:: Entries taken from a collection ::
/---
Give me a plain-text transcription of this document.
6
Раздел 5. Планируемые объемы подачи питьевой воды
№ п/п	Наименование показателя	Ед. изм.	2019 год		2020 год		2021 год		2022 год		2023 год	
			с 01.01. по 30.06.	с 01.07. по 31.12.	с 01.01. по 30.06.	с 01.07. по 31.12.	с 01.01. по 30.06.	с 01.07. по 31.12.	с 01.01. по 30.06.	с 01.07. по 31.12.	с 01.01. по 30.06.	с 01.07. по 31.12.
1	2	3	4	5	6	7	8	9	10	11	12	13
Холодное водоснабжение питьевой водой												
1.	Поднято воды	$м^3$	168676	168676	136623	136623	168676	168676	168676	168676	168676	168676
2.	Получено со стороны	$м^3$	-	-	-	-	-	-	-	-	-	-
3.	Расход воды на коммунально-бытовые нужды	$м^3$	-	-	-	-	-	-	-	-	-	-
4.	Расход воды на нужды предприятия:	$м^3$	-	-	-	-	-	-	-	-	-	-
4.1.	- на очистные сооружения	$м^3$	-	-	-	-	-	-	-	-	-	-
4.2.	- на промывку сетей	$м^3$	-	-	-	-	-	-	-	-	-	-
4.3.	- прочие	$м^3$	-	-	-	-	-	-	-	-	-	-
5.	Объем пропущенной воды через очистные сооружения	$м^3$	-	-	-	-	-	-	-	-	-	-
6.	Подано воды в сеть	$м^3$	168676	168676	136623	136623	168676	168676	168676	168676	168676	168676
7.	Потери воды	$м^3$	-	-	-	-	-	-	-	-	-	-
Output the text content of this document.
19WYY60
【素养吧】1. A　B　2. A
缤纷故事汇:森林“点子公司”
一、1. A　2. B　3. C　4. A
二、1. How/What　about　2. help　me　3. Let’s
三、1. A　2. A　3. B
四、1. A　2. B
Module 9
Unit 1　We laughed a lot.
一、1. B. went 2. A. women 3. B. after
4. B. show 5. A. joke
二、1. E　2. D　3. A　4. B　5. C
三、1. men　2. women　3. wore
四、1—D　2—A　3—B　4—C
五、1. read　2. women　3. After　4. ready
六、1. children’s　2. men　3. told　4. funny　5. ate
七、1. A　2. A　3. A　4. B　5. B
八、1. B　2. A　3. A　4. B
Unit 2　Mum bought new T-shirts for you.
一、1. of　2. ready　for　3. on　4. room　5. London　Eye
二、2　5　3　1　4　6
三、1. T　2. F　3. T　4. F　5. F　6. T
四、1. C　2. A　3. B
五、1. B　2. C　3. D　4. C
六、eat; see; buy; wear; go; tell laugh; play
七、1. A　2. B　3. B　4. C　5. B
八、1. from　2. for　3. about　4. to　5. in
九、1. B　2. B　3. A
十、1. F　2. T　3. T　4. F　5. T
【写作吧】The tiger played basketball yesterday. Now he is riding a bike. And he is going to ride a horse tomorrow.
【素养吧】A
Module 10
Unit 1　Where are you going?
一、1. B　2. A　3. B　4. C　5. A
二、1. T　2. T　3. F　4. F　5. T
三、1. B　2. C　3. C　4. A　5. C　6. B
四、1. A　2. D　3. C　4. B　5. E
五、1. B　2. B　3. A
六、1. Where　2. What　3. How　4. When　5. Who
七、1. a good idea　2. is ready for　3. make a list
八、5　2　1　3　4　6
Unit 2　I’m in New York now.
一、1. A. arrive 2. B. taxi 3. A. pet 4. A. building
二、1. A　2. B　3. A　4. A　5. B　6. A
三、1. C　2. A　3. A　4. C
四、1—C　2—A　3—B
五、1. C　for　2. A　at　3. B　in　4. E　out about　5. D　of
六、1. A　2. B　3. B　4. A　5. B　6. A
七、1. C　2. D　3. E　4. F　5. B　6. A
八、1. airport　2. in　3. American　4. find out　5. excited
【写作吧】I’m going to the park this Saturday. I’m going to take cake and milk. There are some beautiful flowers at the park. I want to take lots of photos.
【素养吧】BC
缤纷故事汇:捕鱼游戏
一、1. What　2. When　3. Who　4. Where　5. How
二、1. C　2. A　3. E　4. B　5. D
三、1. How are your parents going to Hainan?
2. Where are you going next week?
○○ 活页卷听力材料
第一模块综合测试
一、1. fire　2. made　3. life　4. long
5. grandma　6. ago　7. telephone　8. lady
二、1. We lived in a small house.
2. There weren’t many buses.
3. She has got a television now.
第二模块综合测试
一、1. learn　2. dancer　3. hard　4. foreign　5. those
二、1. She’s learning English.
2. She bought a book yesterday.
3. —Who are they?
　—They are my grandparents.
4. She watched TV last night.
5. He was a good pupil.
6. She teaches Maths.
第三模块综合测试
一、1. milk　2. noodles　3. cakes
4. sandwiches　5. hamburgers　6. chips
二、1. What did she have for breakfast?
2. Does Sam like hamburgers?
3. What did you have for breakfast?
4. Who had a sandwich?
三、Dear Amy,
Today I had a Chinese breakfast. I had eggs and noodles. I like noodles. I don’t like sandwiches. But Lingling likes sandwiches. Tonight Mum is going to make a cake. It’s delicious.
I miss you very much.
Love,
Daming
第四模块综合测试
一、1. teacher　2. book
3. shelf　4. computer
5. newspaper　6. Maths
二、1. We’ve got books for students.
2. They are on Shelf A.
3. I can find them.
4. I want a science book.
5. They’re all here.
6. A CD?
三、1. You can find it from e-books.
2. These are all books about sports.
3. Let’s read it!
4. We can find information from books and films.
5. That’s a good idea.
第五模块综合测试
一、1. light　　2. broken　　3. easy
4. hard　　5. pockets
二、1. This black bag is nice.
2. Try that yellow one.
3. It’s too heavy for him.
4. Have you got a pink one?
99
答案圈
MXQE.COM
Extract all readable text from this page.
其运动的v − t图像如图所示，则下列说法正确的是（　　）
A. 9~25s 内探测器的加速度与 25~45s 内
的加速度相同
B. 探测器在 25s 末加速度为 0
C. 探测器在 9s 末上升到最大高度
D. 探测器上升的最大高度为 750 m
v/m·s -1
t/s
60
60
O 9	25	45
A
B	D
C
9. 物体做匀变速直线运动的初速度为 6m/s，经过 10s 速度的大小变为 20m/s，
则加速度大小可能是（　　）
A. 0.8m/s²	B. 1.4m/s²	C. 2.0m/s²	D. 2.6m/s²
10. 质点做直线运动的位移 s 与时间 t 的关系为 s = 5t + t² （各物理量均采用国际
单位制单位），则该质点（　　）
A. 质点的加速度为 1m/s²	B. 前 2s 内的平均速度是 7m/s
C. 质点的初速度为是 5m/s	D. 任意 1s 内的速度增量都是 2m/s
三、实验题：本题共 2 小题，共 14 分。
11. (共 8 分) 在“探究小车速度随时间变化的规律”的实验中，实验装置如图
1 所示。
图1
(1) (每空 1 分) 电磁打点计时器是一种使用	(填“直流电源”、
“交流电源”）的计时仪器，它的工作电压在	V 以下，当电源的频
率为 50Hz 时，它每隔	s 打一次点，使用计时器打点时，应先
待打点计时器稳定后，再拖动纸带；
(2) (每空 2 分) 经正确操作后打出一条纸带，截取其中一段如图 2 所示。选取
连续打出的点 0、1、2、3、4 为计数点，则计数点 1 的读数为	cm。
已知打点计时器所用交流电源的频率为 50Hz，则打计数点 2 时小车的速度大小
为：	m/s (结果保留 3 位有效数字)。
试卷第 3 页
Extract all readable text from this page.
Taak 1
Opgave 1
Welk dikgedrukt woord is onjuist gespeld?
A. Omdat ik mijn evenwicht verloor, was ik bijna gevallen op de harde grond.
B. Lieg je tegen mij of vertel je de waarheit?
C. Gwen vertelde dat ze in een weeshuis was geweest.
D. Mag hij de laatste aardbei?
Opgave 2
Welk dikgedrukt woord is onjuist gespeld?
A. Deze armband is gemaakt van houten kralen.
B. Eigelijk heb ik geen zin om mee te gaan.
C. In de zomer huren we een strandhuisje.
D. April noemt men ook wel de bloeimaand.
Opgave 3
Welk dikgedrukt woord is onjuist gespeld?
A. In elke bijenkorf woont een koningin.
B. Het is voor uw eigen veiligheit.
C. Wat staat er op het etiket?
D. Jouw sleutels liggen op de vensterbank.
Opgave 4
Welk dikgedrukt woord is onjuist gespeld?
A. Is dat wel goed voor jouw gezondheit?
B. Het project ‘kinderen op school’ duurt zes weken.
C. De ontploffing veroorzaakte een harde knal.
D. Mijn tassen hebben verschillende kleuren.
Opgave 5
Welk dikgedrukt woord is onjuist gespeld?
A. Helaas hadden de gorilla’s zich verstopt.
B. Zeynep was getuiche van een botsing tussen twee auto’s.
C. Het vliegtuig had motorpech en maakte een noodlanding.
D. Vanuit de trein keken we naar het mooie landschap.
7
\---
:: REQUIRED TASK ::
Search the lines above for the string "Where" and copy each line that has it.

:: WRITTEN RESPONSE ::
Unit 1　Where are you going?
六、1. Where　2. What　3. How　4. When　5. Who
一、1. What　2. When　3. Who　4. Where　5. How
2. Where are you going next week?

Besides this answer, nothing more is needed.